[Saved entries]
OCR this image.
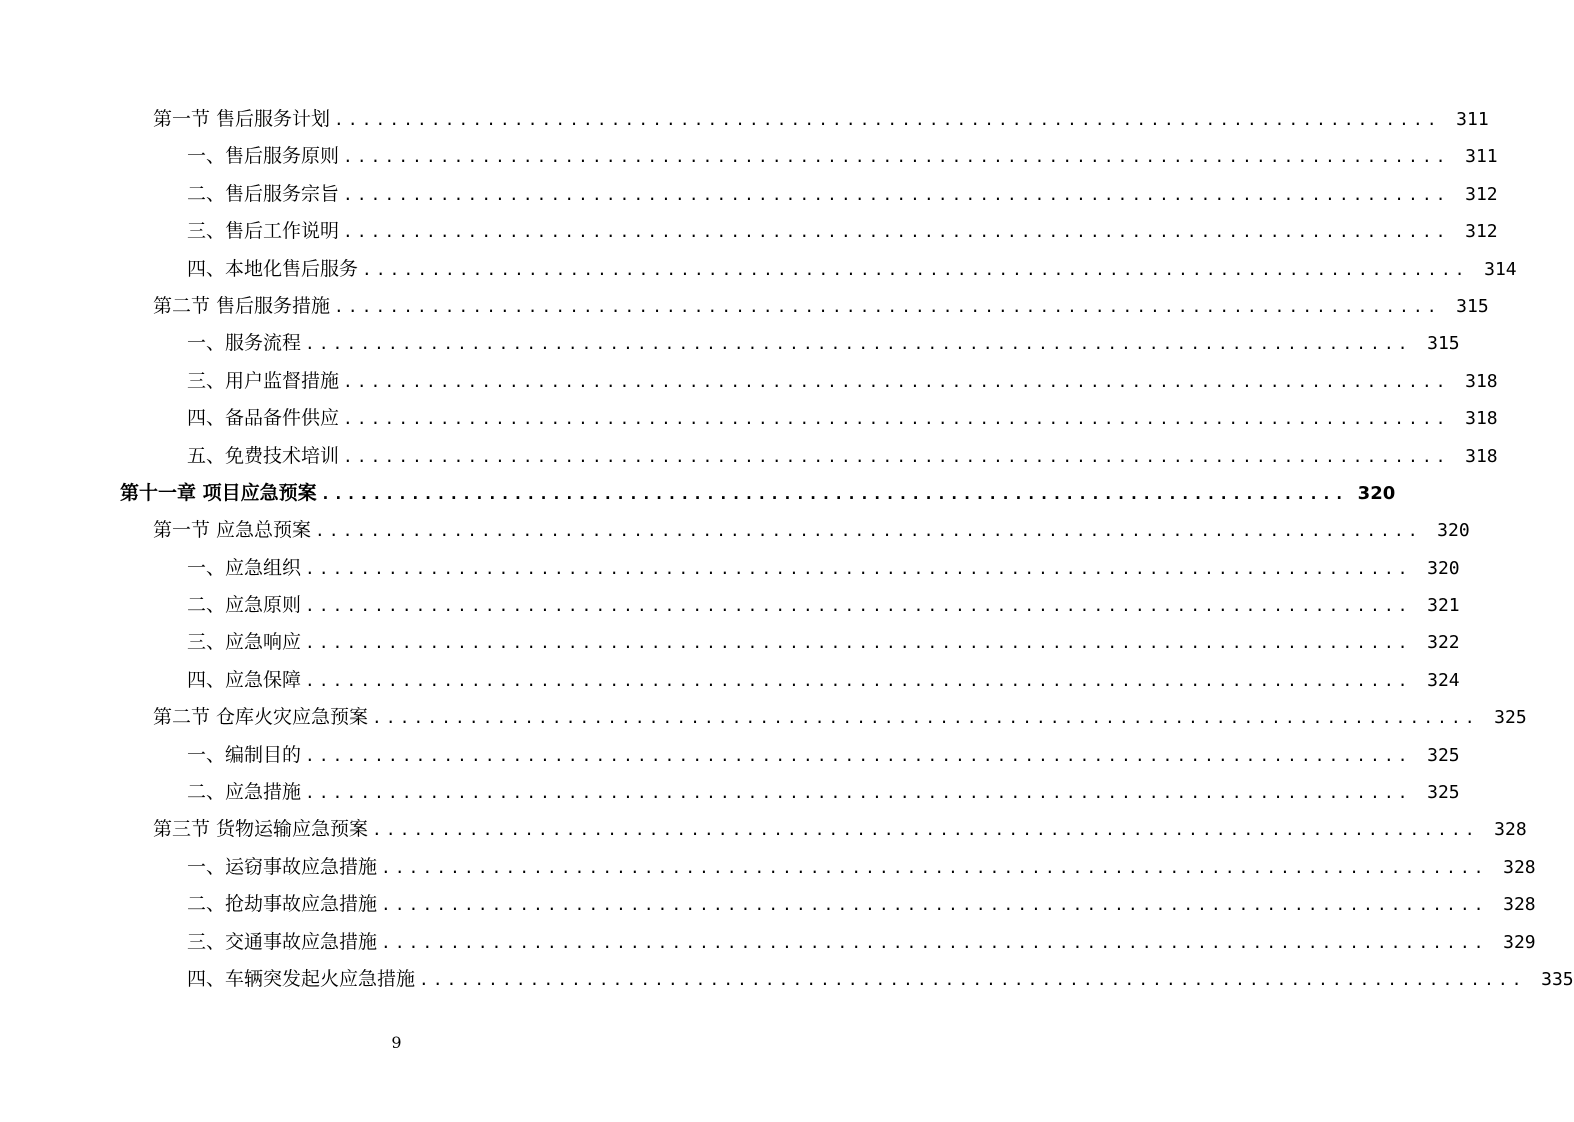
第一节 售后服务计划 ................................................................................ 311
一、售后服务原则 ................................................................................ 311
二、售后服务宗旨 ................................................................................ 312
三、售后工作说明 ................................................................................ 312
四、本地化售后服务 ................................................................................ 314
第二节 售后服务措施 ................................................................................ 315
一、服务流程 ................................................................................ 315
三、用户监督措施 ................................................................................ 318
四、备品备件供应 ................................................................................ 318
五、免费技术培训 ................................................................................ 318
第十一章 项目应急预案 ................................................................................ 320
第一节 应急总预案 ................................................................................ 320
一、应急组织 ................................................................................ 320
二、应急原则 ................................................................................ 321
三、应急响应 ................................................................................ 322
四、应急保障 ................................................................................ 324
第二节 仓库火灾应急预案 ................................................................................ 325
一、编制目的 ................................................................................ 325
二、应急措施 ................................................................................ 325
第三节 货物运输应急预案 ................................................................................ 328
一、运窃事故应急措施 ................................................................................ 328
二、抢劫事故应急措施 ................................................................................ 328
三、交通事故应急措施 ................................................................................ 329
四、车辆突发起火应急措施 ................................................................................ 335
9
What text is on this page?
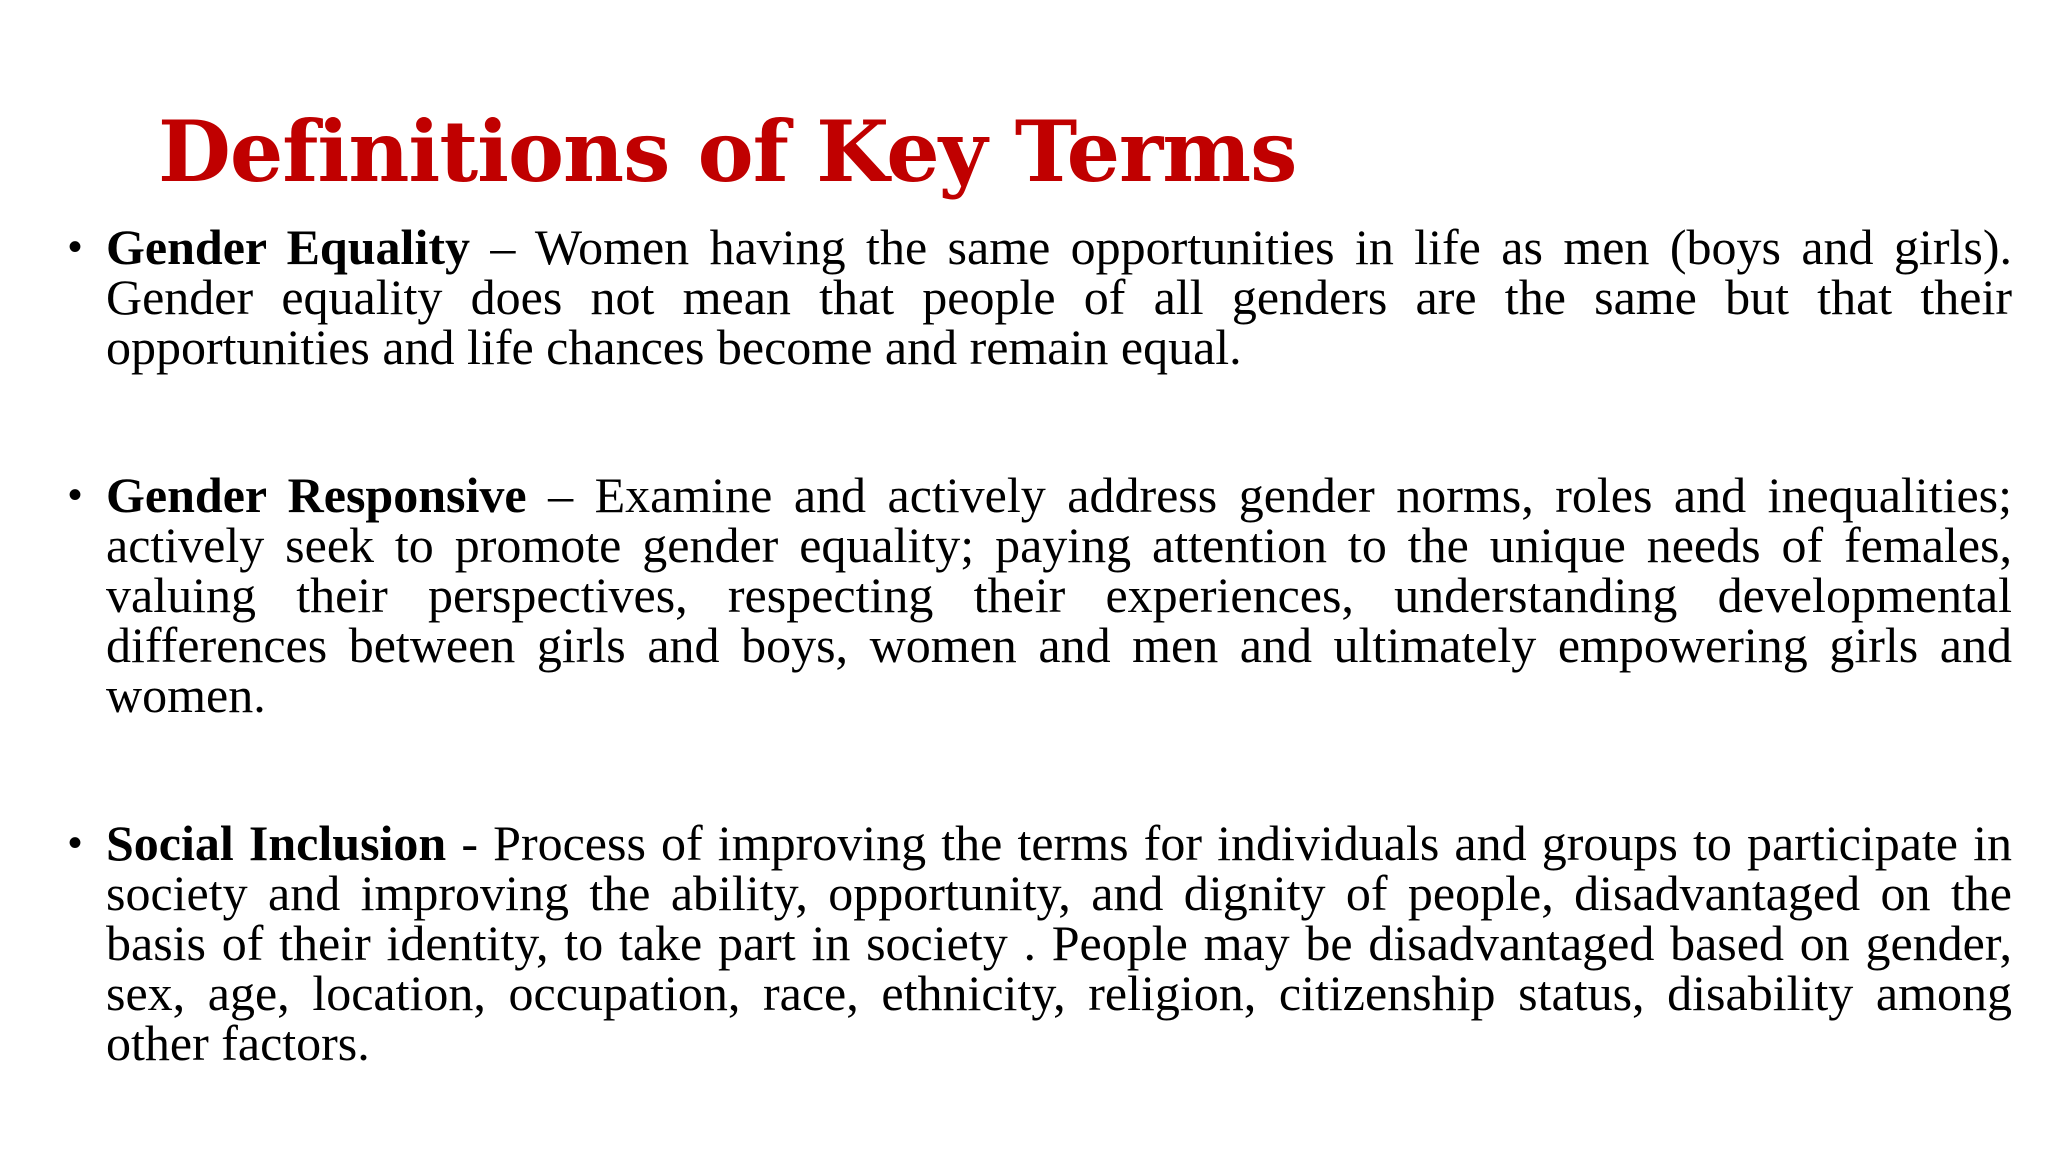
Definitions of Key Terms
• Gender Equality – Women having the same opportunities in life as men (boys and girls). Gender equality does not mean that people of all genders are the same but that their opportunities and life chances become and remain equal.
• Gender Responsive – Examine and actively address gender norms, roles and inequalities; actively seek to promote gender equality; paying attention to the unique needs of females, valuing their perspectives, respecting their experiences, understanding developmental differences between girls and boys, women and men and ultimately empowering girls and women.
• Social Inclusion - Process of improving the terms for individuals and groups to participate in society and improving the ability, opportunity, and dignity of people, disadvantaged on the basis of their identity, to take part in society . People may be disadvantaged based on gender, sex, age, location, occupation, race, ethnicity, religion, citizenship status, disability among other factors.
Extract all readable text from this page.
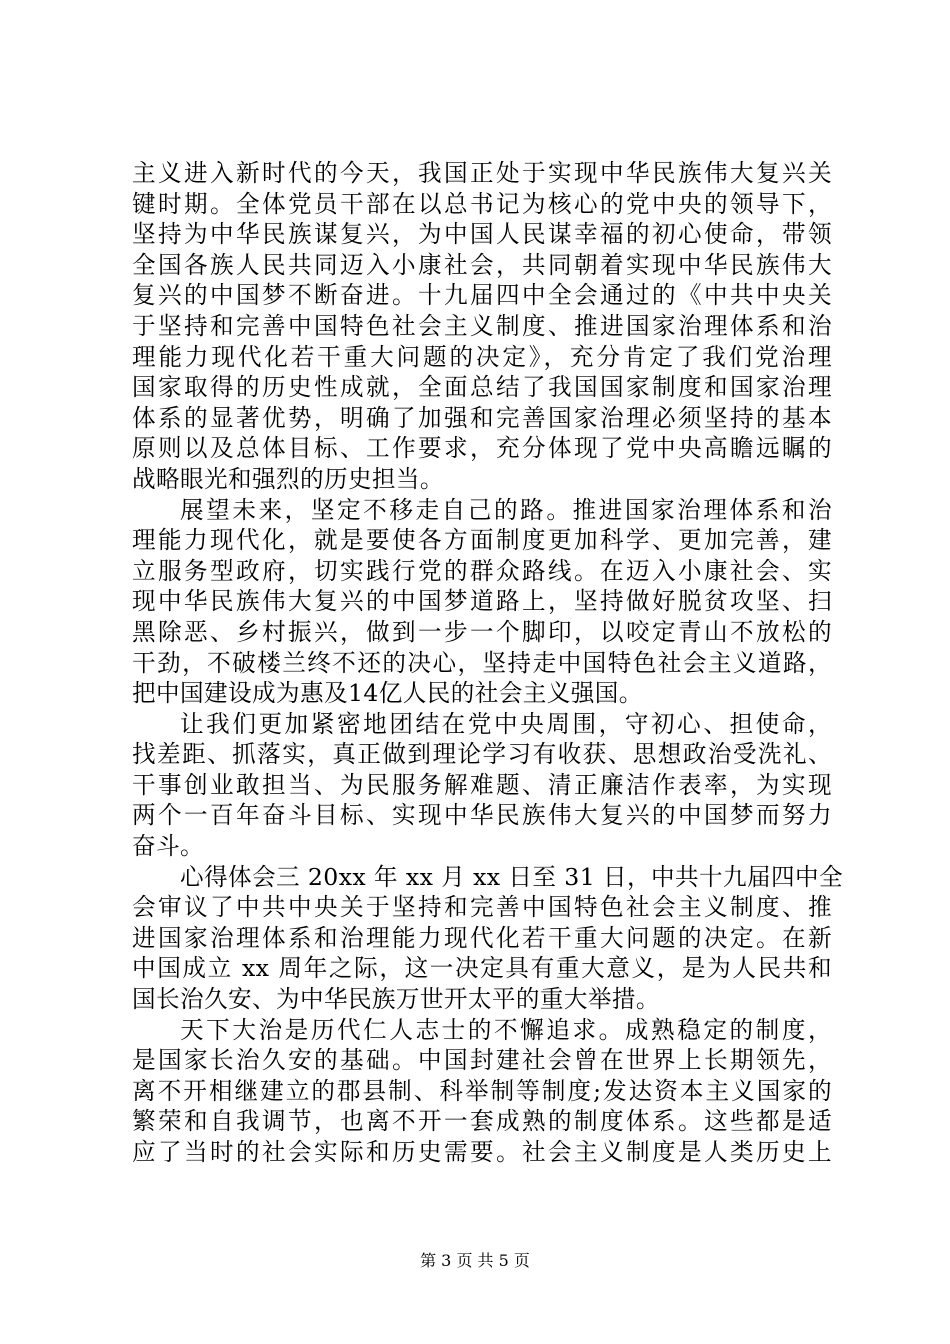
主义进入新时代的今天，我国正处于实现中华民族伟大复兴关
键时期。全体党员干部在以总书记为核心的党中央的领导下，
坚持为中华民族谋复兴，为中国人民谋幸福的初心使命，带领
全国各族人民共同迈入小康社会，共同朝着实现中华民族伟大
复兴的中国梦不断奋进。十九届四中全会通过的《中共中央关
于坚持和完善中国特色社会主义制度、推进国家治理体系和治
理能力现代化若干重大问题的决定》，充分肯定了我们党治理
国家取得的历史性成就，全面总结了我国国家制度和国家治理
体系的显著优势，明确了加强和完善国家治理必须坚持的基本
原则以及总体目标、工作要求，充分体现了党中央高瞻远瞩的
战略眼光和强烈的历史担当。
展望未来，坚定不移走自己的路。推进国家治理体系和治
理能力现代化，就是要使各方面制度更加科学、更加完善，建
立服务型政府，切实践行党的群众路线。在迈入小康社会、实
现中华民族伟大复兴的中国梦道路上，坚持做好脱贫攻坚、扫
黑除恶、乡村振兴，做到一步一个脚印，以咬定青山不放松的
干劲，不破楼兰终不还的决心，坚持走中国特色社会主义道路，
把中国建设成为惠及14亿人民的社会主义强国。
让我们更加紧密地团结在党中央周围，守初心、担使命，
找差距、抓落实，真正做到理论学习有收获、思想政治受洗礼、
干事创业敢担当、为民服务解难题、清正廉洁作表率，为实现
两个一百年奋斗目标、实现中华民族伟大复兴的中国梦而努力
奋斗。
心得体会三 20xx 年 xx 月 xx 日至 31 日，中共十九届四中全
会审议了中共中央关于坚持和完善中国特色社会主义制度、推
进国家治理体系和治理能力现代化若干重大问题的决定。在新
中国成立 xx 周年之际，这一决定具有重大意义，是为人民共和
国长治久安、为中华民族万世开太平的重大举措。
天下大治是历代仁人志士的不懈追求。成熟稳定的制度，
是国家长治久安的基础。中国封建社会曾在世界上长期领先，
离不开相继建立的郡县制、科举制等制度;发达资本主义国家的
繁荣和自我调节，也离不开一套成熟的制度体系。这些都是适
应了当时的社会实际和历史需要。社会主义制度是人类历史上
第 3 页 共 5 页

## What is needed
Look through the material above and pick out each line holding the word "equality".

## Task answer
• Gender Equality – Women having the same opportunities in life as men (boys and girls). Gender equality does not mean that people of all genders are the same but that their opportunities and life chances become and remain equal.
• Gender Responsive – Examine and actively address gender norms, roles and inequalities; actively seek to promote gender equality; paying attention to the unique needs of females, valuing their perspectives, respecting their experiences, understanding developmental differences between girls and boys, women and men and ultimately empowering girls and women.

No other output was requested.